(Recorded data)
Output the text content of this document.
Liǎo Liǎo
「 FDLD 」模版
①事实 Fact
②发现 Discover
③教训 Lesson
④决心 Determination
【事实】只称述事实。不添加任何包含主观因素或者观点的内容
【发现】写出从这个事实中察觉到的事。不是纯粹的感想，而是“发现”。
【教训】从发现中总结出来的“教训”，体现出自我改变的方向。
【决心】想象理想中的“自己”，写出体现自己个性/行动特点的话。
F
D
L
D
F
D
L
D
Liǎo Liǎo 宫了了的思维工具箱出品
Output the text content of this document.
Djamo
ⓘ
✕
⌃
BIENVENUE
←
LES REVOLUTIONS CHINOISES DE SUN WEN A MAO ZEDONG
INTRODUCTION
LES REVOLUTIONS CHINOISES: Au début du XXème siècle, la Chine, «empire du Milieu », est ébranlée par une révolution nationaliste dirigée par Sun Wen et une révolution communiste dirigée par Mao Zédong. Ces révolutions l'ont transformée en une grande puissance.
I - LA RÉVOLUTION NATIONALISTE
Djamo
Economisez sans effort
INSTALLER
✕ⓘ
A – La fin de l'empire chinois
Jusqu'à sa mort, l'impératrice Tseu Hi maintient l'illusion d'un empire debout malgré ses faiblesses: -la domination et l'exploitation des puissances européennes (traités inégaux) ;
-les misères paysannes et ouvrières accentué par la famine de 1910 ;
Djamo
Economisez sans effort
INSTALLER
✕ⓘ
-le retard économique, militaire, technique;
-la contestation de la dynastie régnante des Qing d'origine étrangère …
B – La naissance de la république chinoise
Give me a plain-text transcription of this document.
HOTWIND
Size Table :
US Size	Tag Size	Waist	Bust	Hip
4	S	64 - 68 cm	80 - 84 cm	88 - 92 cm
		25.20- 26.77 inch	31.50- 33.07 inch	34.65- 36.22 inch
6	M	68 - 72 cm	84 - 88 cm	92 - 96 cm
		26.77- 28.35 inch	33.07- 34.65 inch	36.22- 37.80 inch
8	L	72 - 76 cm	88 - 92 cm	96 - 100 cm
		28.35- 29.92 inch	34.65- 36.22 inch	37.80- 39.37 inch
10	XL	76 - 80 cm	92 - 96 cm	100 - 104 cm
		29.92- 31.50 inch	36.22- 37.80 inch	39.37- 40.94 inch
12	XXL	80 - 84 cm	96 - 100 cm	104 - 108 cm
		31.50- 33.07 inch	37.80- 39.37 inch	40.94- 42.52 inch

## Aim of the exercise
Return each line of the listing that holds the string "CHINOISES".

## Solution below
LES REVOLUTIONS CHINOISES DE SUN WEN A MAO ZEDONG
LES REVOLUTIONS CHINOISES: Au début du XXème siècle, la Chine, «empire du Milieu », est ébranlée par une révolution nationaliste dirigée par Sun Wen et une révolution communiste dirigée par Mao Zédong. Ces révolutions l'ont transformée en une grande puissance.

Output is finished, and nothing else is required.